* Task directions:
Using the listing below, select the lines with the word "normal" and copy them.

* Figure content listings:
** BEGIN **

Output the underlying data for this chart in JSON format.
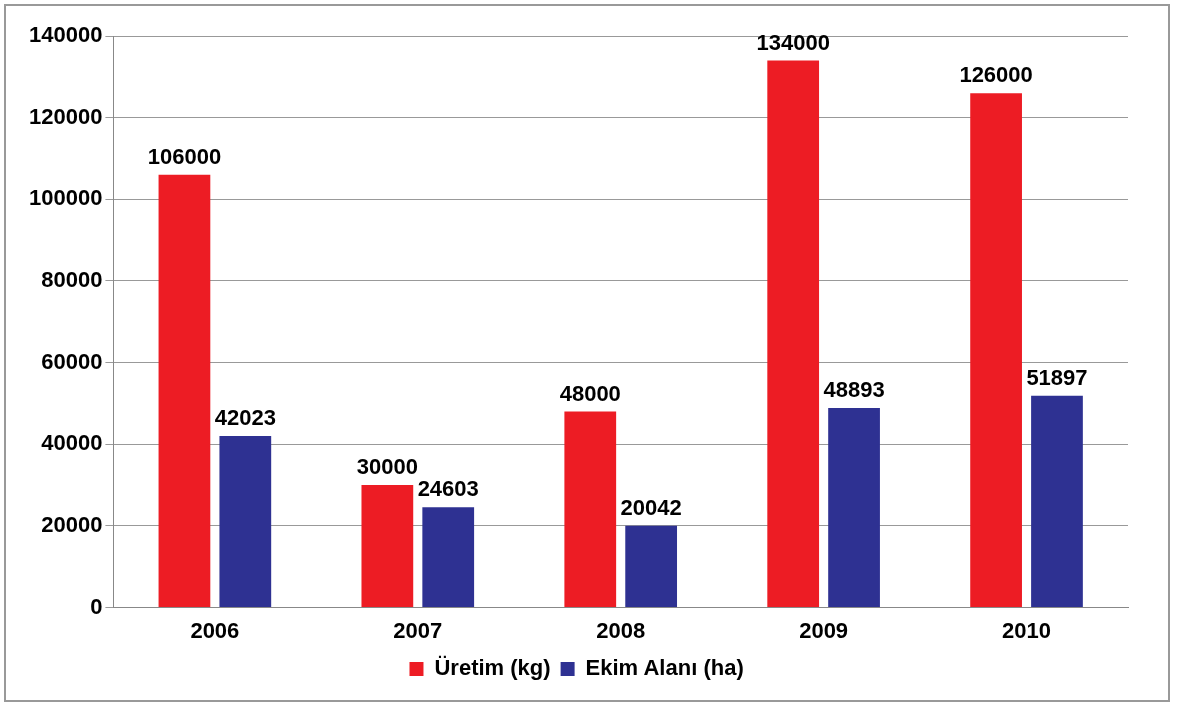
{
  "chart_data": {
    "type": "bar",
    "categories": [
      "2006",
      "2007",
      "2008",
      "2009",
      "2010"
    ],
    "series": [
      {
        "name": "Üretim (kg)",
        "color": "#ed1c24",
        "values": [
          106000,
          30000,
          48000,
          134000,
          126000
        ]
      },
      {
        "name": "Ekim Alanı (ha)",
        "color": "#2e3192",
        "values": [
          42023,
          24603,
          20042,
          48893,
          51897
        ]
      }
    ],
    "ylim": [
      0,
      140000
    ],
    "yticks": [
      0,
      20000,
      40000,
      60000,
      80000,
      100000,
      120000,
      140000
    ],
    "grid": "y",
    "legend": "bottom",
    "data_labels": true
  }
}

** END **
** BEGIN **

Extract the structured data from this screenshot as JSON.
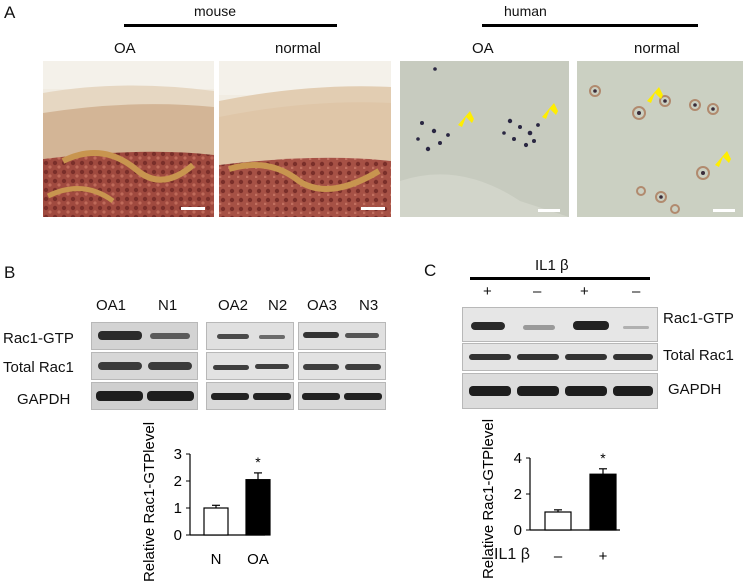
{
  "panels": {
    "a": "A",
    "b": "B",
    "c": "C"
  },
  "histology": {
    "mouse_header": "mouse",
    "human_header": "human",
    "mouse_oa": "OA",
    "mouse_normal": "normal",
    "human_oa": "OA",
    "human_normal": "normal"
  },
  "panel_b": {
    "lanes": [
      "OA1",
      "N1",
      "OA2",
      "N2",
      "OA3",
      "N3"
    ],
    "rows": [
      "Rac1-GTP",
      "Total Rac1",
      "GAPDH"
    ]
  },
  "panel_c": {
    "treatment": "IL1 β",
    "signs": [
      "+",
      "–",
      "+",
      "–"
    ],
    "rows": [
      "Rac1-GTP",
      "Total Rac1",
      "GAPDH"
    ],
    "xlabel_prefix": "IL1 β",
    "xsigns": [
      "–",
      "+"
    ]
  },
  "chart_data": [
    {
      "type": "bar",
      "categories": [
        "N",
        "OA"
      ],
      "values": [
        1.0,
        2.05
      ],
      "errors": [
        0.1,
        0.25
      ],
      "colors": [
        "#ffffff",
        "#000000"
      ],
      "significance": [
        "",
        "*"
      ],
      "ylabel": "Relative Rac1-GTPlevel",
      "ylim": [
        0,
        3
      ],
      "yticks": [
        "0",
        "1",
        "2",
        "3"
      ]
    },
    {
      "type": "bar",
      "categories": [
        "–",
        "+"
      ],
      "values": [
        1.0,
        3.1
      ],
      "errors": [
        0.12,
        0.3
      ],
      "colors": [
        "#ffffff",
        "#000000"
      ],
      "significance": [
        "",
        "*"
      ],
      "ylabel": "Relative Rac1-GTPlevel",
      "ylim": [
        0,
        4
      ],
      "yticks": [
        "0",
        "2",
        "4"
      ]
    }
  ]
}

** END **
** BEGIN **

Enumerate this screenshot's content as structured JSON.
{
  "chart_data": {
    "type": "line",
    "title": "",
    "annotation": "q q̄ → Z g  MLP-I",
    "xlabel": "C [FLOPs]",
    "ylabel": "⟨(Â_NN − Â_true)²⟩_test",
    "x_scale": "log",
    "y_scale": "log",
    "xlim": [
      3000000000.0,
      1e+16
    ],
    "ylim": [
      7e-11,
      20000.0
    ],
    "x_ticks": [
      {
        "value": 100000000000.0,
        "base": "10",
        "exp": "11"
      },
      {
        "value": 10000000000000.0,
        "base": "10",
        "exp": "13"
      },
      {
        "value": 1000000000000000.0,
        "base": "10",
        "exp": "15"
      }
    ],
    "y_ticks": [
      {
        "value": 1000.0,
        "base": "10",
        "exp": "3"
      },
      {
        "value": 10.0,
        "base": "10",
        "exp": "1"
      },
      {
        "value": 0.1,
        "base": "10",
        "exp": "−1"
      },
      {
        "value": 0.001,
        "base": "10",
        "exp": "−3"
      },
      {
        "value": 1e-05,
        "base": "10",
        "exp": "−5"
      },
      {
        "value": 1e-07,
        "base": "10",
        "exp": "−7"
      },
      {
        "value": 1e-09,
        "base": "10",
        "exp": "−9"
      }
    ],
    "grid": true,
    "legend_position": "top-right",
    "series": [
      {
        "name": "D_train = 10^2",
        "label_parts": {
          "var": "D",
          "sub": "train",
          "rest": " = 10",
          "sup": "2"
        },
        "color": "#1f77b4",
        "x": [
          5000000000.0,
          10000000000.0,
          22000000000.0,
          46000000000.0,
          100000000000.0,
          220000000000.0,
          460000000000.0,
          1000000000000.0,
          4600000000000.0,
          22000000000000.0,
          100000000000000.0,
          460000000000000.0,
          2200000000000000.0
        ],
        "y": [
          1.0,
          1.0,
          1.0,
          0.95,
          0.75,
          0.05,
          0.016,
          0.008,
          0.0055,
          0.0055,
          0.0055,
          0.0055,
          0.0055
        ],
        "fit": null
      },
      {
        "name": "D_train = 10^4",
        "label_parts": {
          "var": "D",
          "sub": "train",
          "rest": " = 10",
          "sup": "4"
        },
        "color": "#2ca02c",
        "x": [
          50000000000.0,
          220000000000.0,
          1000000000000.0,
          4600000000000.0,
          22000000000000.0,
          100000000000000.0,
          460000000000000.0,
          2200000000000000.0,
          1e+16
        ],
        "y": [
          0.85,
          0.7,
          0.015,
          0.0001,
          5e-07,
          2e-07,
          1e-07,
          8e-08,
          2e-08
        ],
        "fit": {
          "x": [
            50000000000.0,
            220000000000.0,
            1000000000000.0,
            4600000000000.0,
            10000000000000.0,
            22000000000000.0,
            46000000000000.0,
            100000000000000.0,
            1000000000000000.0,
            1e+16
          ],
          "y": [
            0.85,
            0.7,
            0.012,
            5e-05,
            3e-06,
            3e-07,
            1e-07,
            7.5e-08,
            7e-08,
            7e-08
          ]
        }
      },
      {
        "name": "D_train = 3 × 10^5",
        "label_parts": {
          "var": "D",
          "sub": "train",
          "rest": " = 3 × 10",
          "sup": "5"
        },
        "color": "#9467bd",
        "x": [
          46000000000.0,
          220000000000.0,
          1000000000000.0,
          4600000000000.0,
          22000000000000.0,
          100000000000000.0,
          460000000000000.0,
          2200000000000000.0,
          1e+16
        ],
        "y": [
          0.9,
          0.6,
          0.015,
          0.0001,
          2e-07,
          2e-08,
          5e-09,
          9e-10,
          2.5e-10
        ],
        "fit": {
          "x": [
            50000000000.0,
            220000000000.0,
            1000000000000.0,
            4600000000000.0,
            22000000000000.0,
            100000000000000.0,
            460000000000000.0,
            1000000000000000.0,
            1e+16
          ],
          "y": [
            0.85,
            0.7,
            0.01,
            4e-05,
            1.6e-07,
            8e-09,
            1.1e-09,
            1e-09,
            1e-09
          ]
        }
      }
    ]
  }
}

** END **

* Output below:
    "mouse_normal": "normal",
    "human_normal": "normal"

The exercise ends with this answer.